--- start of Material provided ---

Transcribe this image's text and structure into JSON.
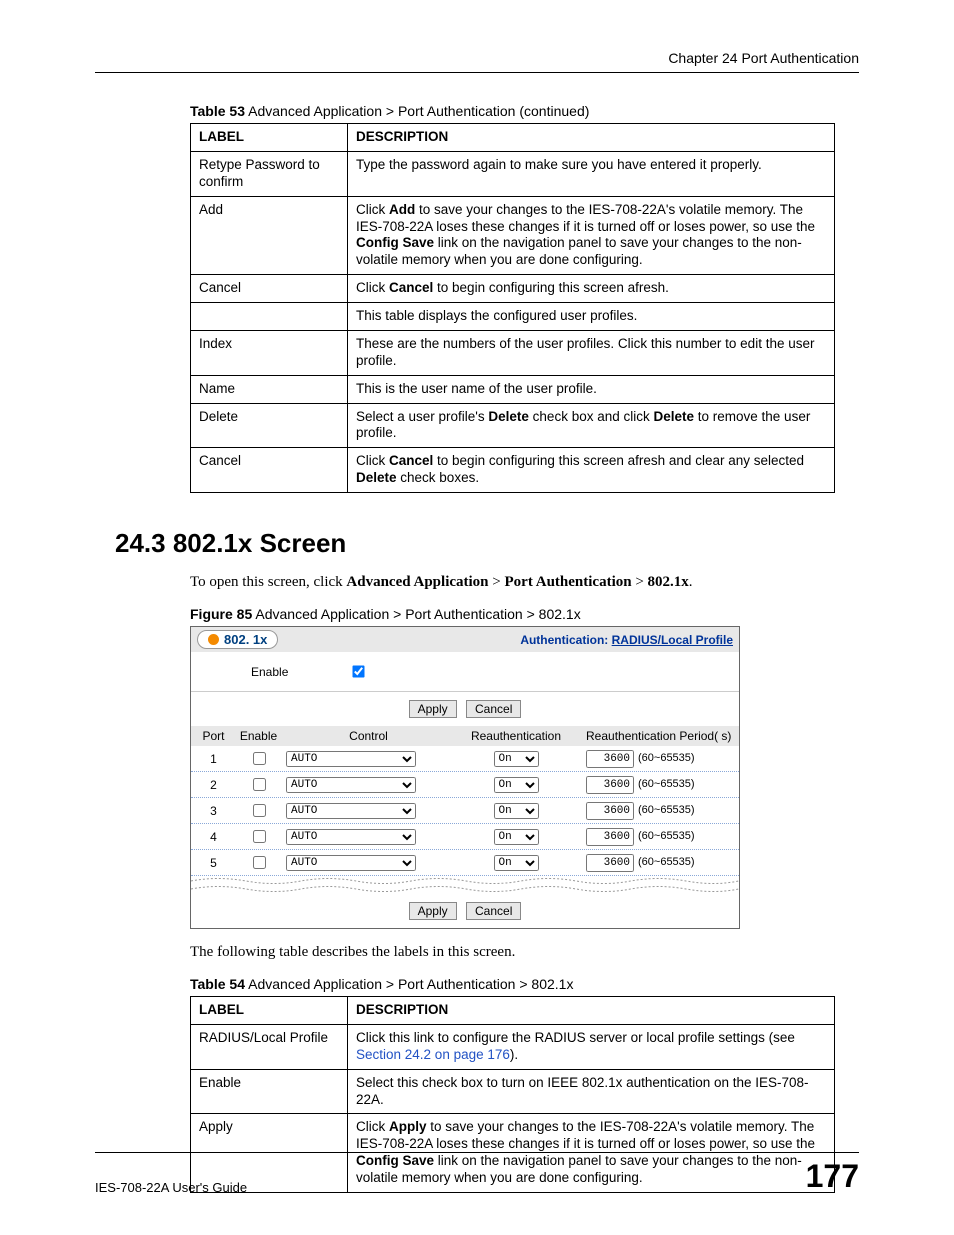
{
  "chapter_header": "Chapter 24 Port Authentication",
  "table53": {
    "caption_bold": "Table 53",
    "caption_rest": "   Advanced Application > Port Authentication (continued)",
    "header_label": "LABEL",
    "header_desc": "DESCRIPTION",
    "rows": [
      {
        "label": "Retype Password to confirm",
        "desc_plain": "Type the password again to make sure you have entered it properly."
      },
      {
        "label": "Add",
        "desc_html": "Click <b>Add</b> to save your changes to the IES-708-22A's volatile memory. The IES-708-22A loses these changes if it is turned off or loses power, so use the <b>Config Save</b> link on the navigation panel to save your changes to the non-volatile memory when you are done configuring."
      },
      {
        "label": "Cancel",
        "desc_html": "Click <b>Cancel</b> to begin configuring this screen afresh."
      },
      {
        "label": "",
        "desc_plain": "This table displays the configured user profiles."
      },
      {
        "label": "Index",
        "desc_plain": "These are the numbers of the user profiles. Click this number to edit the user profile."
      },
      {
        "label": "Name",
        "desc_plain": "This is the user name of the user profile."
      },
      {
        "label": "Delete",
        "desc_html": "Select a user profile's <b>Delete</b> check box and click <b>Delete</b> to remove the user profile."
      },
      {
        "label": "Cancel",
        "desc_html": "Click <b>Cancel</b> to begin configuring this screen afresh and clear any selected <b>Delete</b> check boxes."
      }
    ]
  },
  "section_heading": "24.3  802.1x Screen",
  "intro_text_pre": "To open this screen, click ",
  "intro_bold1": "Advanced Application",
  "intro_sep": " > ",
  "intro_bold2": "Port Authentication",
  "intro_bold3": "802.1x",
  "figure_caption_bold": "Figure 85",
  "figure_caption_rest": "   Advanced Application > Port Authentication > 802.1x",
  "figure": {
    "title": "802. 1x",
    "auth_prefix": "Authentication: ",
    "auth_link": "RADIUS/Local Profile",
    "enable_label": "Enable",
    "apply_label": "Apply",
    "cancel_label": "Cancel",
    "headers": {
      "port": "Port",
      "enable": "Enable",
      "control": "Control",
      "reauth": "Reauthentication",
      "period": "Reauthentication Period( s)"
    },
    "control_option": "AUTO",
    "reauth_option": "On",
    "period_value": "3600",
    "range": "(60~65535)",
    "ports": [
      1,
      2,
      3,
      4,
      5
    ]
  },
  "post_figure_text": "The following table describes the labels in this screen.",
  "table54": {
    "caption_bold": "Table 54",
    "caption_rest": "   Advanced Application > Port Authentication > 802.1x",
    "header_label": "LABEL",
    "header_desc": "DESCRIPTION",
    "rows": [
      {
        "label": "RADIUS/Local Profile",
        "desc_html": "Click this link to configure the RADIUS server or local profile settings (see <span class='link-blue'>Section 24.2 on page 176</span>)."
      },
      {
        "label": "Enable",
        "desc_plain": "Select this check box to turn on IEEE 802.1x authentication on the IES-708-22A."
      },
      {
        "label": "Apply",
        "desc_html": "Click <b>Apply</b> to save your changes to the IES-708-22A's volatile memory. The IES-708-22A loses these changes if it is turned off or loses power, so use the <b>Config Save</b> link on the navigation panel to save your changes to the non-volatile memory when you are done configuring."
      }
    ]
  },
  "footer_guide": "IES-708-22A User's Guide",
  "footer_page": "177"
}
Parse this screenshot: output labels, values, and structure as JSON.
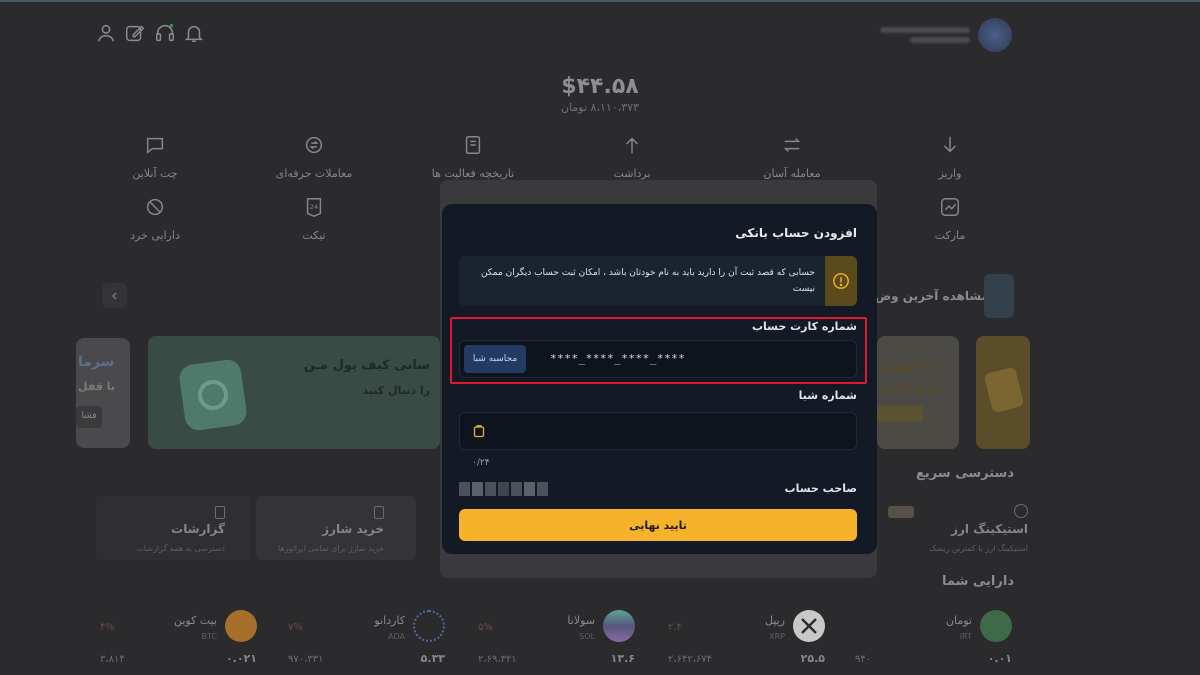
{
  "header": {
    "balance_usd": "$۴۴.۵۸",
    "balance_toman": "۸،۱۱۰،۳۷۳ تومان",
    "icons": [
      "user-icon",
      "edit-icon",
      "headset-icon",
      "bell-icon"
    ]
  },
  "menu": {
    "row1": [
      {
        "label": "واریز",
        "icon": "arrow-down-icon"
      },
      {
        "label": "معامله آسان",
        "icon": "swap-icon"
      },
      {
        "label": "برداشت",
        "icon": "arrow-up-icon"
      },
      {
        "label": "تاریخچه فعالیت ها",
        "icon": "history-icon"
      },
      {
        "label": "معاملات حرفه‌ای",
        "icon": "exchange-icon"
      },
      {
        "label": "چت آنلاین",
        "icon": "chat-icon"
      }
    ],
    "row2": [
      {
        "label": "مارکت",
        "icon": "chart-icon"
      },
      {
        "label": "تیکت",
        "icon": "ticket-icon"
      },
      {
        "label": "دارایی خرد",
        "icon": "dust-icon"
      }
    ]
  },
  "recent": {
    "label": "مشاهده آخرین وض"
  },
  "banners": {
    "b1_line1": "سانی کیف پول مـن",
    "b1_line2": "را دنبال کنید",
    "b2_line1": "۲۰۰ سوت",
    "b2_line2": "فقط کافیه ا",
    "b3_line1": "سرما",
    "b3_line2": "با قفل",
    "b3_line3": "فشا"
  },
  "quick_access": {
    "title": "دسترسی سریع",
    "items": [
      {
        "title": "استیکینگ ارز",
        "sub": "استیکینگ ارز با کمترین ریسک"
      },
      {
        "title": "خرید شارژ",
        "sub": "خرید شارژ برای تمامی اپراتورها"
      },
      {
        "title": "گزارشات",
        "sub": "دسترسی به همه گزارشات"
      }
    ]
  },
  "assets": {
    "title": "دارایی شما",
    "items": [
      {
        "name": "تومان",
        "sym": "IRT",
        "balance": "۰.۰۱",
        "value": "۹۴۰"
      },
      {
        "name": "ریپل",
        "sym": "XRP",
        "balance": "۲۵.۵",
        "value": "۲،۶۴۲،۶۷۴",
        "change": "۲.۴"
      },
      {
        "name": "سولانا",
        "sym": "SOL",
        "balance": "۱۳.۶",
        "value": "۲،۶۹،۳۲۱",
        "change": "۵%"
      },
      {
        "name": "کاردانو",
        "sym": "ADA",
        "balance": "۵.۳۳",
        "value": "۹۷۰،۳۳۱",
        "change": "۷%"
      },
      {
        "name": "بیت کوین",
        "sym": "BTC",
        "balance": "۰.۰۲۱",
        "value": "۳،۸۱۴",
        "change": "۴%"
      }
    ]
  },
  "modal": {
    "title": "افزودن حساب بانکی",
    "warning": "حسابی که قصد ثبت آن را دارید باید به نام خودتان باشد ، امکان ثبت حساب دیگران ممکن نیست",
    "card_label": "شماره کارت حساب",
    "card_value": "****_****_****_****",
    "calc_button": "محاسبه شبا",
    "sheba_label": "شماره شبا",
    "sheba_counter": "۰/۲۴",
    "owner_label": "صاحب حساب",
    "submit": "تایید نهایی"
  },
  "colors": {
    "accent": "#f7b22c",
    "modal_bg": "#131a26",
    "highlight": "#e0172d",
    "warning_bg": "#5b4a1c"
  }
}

--- end of Material provided ---

• _Problem_
Copy each line above precisely, dropping the pictures.

• _The solution_
Transcribe this image's text and structure into JSON.
{
  "chapter_header": "Chapter 24 Port Authentication",
  "table53": {
    "caption_bold": "Table 53",
    "caption_rest": "   Advanced Application > Port Authentication (continued)",
    "header_label": "LABEL",
    "header_desc": "DESCRIPTION",
    "rows": [
      {
        "label": "Retype Password to confirm",
        "desc_plain": "Type the password again to make sure you have entered it properly."
      },
      {
        "label": "Add",
        "desc_html": "Click <b>Add</b> to save your changes to the IES-708-22A's volatile memory. The IES-708-22A loses these changes if it is turned off or loses power, so use the <b>Config Save</b> link on the navigation panel to save your changes to the non-volatile memory when you are done configuring."
      },
      {
        "label": "Cancel",
        "desc_html": "Click <b>Cancel</b> to begin configuring this screen afresh."
      },
      {
        "label": "",
        "desc_plain": "This table displays the configured user profiles."
      },
      {
        "label": "Index",
        "desc_plain": "These are the numbers of the user profiles. Click this number to edit the user profile."
      },
      {
        "label": "Name",
        "desc_plain": "This is the user name of the user profile."
      },
      {
        "label": "Delete",
        "desc_html": "Select a user profile's <b>Delete</b> check box and click <b>Delete</b> to remove the user profile."
      },
      {
        "label": "Cancel",
        "desc_html": "Click <b>Cancel</b> to begin configuring this screen afresh and clear any selected <b>Delete</b> check boxes."
      }
    ]
  },
  "section_heading": "24.3  802.1x Screen",
  "intro_text_pre": "To open this screen, click ",
  "intro_bold1": "Advanced Application",
  "intro_sep": " > ",
  "intro_bold2": "Port Authentication",
  "intro_bold3": "802.1x",
  "figure_caption_bold": "Figure 85",
  "figure_caption_rest": "   Advanced Application > Port Authentication > 802.1x",
  "figure": {
    "title": "802. 1x",
    "auth_prefix": "Authentication: ",
    "auth_link": "RADIUS/Local Profile",
    "enable_label": "Enable",
    "apply_label": "Apply",
    "cancel_label": "Cancel",
    "headers": {
      "port": "Port",
      "enable": "Enable",
      "control": "Control",
      "reauth": "Reauthentication",
      "period": "Reauthentication Period( s)"
    },
    "control_option": "AUTO",
    "reauth_option": "On",
    "period_value": "3600",
    "range": "(60~65535)",
    "ports": [
      1,
      2,
      3,
      4,
      5
    ]
  },
  "post_figure_text": "The following table describes the labels in this screen.",
  "table54": {
    "caption_bold": "Table 54",
    "caption_rest": "   Advanced Application > Port Authentication > 802.1x",
    "header_label": "LABEL",
    "header_desc": "DESCRIPTION",
    "rows": [
      {
        "label": "RADIUS/Local Profile",
        "desc_html": "Click this link to configure the RADIUS server or local profile settings (see <span class='link-blue'>Section 24.2 on page 176</span>)."
      },
      {
        "label": "Enable",
        "desc_plain": "Select this check box to turn on IEEE 802.1x authentication on the IES-708-22A."
      },
      {
        "label": "Apply",
        "desc_html": "Click <b>Apply</b> to save your changes to the IES-708-22A's volatile memory. The IES-708-22A loses these changes if it is turned off or loses power, so use the <b>Config Save</b> link on the navigation panel to save your changes to the non-volatile memory when you are done configuring."
      }
    ]
  },
  "footer_guide": "IES-708-22A User's Guide",
  "footer_page": "177"
}
Parse this screenshot: output labels, values, and structure as JSON.
{
  "header": {
    "balance_usd": "$۴۴.۵۸",
    "balance_toman": "۸،۱۱۰،۳۷۳ تومان",
    "icons": [
      "user-icon",
      "edit-icon",
      "headset-icon",
      "bell-icon"
    ]
  },
  "menu": {
    "row1": [
      {
        "label": "واریز",
        "icon": "arrow-down-icon"
      },
      {
        "label": "معامله آسان",
        "icon": "swap-icon"
      },
      {
        "label": "برداشت",
        "icon": "arrow-up-icon"
      },
      {
        "label": "تاریخچه فعالیت ها",
        "icon": "history-icon"
      },
      {
        "label": "معاملات حرفه‌ای",
        "icon": "exchange-icon"
      },
      {
        "label": "چت آنلاین",
        "icon": "chat-icon"
      }
    ],
    "row2": [
      {
        "label": "مارکت",
        "icon": "chart-icon"
      },
      {
        "label": "تیکت",
        "icon": "ticket-icon"
      },
      {
        "label": "دارایی خرد",
        "icon": "dust-icon"
      }
    ]
  },
  "recent": {
    "label": "مشاهده آخرین وض"
  },
  "banners": {
    "b1_line1": "سانی کیف پول مـن",
    "b1_line2": "را دنبال کنید",
    "b2_line1": "۲۰۰ سوت",
    "b2_line2": "فقط کافیه ا",
    "b3_line1": "سرما",
    "b3_line2": "با قفل",
    "b3_line3": "فشا"
  },
  "quick_access": {
    "title": "دسترسی سریع",
    "items": [
      {
        "title": "استیکینگ ارز",
        "sub": "استیکینگ ارز با کمترین ریسک"
      },
      {
        "title": "خرید شارژ",
        "sub": "خرید شارژ برای تمامی اپراتورها"
      },
      {
        "title": "گزارشات",
        "sub": "دسترسی به همه گزارشات"
      }
    ]
  },
  "assets": {
    "title": "دارایی شما",
    "items": [
      {
        "name": "تومان",
        "sym": "IRT",
        "balance": "۰.۰۱",
        "value": "۹۴۰"
      },
      {
        "name": "ریپل",
        "sym": "XRP",
        "balance": "۲۵.۵",
        "value": "۲،۶۴۲،۶۷۴",
        "change": "۲.۴"
      },
      {
        "name": "سولانا",
        "sym": "SOL",
        "balance": "۱۳.۶",
        "value": "۲،۶۹،۳۲۱",
        "change": "۵%"
      },
      {
        "name": "کاردانو",
        "sym": "ADA",
        "balance": "۵.۳۳",
        "value": "۹۷۰،۳۳۱",
        "change": "۷%"
      },
      {
        "name": "بیت کوین",
        "sym": "BTC",
        "balance": "۰.۰۲۱",
        "value": "۳،۸۱۴",
        "change": "۴%"
      }
    ]
  },
  "modal": {
    "title": "افزودن حساب بانکی",
    "warning": "حسابی که قصد ثبت آن را دارید باید به نام خودتان باشد ، امکان ثبت حساب دیگران ممکن نیست",
    "card_label": "شماره کارت حساب",
    "card_value": "****_****_****_****",
    "calc_button": "محاسبه شبا",
    "sheba_label": "شماره شبا",
    "sheba_counter": "۰/۲۴",
    "owner_label": "صاحب حساب",
    "submit": "تایید نهایی"
  },
  "colors": {
    "accent": "#f7b22c",
    "modal_bg": "#131a26",
    "highlight": "#e0172d",
    "warning_bg": "#5b4a1c"
  }
}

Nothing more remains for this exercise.